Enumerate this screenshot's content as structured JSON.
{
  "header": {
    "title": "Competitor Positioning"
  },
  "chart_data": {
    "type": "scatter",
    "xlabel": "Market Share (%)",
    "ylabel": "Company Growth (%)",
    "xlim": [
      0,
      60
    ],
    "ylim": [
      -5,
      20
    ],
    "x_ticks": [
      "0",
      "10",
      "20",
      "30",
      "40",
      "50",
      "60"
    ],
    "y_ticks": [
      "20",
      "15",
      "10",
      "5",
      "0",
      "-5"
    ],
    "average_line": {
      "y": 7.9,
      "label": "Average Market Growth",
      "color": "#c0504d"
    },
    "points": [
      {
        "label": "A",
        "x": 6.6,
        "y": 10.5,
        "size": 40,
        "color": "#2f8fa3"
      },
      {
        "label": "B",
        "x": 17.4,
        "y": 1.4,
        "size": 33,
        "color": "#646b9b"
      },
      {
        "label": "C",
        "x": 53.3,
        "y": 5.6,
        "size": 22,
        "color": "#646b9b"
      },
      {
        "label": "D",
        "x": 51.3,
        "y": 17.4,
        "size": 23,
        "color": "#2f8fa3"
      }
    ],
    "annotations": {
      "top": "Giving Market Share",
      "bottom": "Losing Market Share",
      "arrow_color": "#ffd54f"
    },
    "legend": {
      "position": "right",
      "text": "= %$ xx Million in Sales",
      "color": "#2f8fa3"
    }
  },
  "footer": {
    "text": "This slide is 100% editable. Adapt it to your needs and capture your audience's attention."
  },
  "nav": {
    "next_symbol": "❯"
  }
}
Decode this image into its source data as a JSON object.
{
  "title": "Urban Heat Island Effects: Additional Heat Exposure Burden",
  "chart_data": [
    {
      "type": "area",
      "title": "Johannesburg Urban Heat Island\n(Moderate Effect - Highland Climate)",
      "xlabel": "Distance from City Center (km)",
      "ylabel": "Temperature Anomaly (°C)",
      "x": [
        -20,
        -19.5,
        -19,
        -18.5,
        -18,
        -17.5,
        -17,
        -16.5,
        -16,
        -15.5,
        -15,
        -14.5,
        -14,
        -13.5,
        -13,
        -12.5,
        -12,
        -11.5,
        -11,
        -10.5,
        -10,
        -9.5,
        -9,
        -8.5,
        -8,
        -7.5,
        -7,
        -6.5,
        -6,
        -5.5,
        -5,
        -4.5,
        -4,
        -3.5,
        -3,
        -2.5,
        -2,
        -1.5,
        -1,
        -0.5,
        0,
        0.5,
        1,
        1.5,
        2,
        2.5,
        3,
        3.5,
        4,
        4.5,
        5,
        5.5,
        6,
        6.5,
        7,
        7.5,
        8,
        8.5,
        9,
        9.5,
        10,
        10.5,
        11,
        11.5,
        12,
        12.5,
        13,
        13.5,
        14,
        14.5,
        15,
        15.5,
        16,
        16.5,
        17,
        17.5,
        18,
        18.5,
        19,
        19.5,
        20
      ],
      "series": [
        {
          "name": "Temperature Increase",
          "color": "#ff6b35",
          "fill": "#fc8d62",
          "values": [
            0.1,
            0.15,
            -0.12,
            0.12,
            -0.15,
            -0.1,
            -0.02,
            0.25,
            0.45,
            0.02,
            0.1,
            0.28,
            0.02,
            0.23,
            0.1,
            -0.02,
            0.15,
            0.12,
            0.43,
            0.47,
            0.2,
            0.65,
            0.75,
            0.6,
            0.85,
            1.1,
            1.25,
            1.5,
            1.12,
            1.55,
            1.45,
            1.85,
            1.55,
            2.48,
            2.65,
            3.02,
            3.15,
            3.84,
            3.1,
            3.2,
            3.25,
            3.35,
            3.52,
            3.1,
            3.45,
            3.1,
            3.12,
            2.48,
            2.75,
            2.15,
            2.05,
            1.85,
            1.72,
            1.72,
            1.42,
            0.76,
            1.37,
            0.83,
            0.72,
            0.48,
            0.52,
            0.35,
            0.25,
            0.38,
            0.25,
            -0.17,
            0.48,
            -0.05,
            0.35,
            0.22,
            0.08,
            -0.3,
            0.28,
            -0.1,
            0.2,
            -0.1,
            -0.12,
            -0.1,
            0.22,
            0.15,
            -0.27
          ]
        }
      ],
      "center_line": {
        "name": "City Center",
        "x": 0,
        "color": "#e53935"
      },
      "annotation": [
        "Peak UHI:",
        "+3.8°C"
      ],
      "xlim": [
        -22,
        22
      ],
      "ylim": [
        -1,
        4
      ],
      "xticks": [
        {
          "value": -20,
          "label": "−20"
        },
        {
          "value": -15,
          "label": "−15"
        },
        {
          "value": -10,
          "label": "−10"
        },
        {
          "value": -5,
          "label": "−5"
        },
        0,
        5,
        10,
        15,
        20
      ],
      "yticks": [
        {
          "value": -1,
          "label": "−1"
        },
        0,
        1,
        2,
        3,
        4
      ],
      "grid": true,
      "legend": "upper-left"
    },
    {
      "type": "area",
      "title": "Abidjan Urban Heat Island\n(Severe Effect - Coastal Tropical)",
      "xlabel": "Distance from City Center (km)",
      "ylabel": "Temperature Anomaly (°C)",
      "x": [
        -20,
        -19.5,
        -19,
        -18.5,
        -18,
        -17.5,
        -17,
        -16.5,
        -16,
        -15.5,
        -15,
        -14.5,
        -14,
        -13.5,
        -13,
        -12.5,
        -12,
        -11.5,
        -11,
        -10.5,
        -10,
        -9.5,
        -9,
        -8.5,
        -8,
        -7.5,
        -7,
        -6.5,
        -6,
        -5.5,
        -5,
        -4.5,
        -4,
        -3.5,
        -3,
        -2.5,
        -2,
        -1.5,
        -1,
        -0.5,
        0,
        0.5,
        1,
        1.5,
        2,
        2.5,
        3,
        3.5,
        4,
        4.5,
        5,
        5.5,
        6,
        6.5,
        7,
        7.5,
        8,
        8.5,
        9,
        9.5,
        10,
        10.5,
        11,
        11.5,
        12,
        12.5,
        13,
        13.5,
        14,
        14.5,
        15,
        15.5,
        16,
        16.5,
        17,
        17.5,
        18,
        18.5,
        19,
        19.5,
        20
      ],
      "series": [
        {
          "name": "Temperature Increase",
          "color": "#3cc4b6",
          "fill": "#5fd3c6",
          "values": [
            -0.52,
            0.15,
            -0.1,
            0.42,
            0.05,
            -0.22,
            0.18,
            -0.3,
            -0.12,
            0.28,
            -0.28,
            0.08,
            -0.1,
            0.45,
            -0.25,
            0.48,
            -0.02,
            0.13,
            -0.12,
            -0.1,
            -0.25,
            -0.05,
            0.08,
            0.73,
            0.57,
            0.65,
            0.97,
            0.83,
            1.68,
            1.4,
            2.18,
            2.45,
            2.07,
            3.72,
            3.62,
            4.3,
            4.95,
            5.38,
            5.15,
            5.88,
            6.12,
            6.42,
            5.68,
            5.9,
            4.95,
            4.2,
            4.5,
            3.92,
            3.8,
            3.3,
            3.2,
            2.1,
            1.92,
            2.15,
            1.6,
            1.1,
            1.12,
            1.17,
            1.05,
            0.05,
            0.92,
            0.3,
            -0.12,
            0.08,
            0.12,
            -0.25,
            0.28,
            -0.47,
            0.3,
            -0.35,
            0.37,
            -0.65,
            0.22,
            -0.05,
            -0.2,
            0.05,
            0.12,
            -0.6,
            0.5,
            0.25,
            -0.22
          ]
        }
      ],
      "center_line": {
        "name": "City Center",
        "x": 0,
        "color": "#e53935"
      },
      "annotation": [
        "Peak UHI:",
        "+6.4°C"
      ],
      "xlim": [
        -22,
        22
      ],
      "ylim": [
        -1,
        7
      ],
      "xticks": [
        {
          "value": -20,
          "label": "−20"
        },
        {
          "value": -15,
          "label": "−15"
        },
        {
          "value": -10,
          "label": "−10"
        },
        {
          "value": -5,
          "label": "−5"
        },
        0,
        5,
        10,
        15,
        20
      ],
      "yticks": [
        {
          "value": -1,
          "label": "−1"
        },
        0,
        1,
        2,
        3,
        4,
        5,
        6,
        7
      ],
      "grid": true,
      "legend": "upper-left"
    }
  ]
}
——
What needs to be done
Find each line holding "title". Copy it out.

Correct result
    "title": "Competitor Positioning"
  "title": "Urban Heat Island Effects: Additional Heat Exposure Burden",
      "title": "Johannesburg Urban Heat Island\n(Moderate Effect - Highland Climate)",
      "title": "Abidjan Urban Heat Island\n(Severe Effect - Coastal Tropical)",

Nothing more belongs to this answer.